TASK TO CARRY OUT:
Please reproduce word for word part of the article on corporate social responsibility in a recession, starting at "All film-lovers will" and ending after "jump and survive.".

Can corporate social responsibility survive through recession?

In recession, people are actually less forgiving of bad behaviour, writes Philip Monaghan.

All film-lovers will recall the famous scene in Butch Cassidy and The Sundance Kid: our anti-heroes stand at the cliff edge with the prospect of either jumping off into the rapids below or being caught by the chasing posse to face a firing squad. The Sundance Kid (Robert Redford) hesitates, saying he is scared to leap because he cannot swim. Butch Cassidy (Paul Newman) laughs out loud, pointing out that he need not worry – the jump from the cliff will kill them anyway. Both men make the jump and survive.

Many corporate leaders face a similar leap of faith when it comes to integrating sustainable development into their business strategies. Barclays, BP, Enron, Lehman Brothers and NewsCorp all have or had corporate social responsibility (CSR) programmes in place, many of which have been lauded. Barclays and BP have rightly been praised in the past for their leadership roles in the Equator Principles (to enable environmental and social considerations in project financing) and the Extractive Industries Transparency Initiative (to counter bribery and corruption) respectively. Yet the Barclays interest-rate manipulation scandal in 2012 and the BP deepwater horizon spill in 2006 show that despite these best intentions a culture of "making a quick buck" at someone else’s expense can be extremely hard to shake. This has only had disastrous consequences for shareholders and wider society, but led to the ongoing existence of both companies been called into question at one point or another.

INFORMATION SUPPLIED:
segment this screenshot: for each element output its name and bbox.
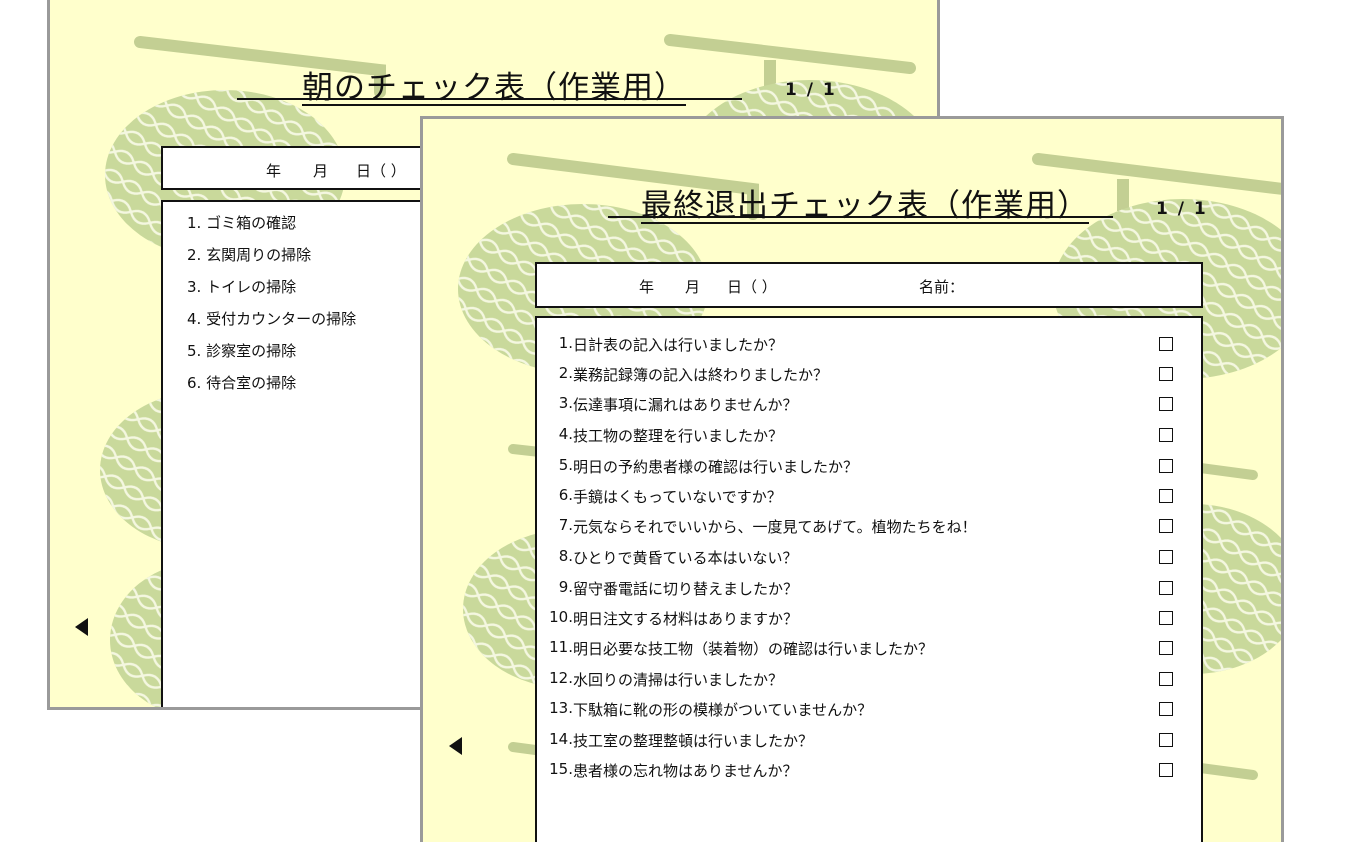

FINAL ANSWER:
All film-lovers will recall the famous scene in Butch Cassidy and The Sundance Kid: our anti-heroes stand at the cliff edge with the prospect of either jumping off into the rapids below or being caught by the chasing posse to face a firing squad. The Sundance Kid (Robert Redford) hesitates, saying he is scared to leap because he cannot swim. Butch Cassidy (Paul Newman) laughs out loud, pointing out that he need not worry – the jump from the cliff will kill them anyway. Both men make the jump and survive.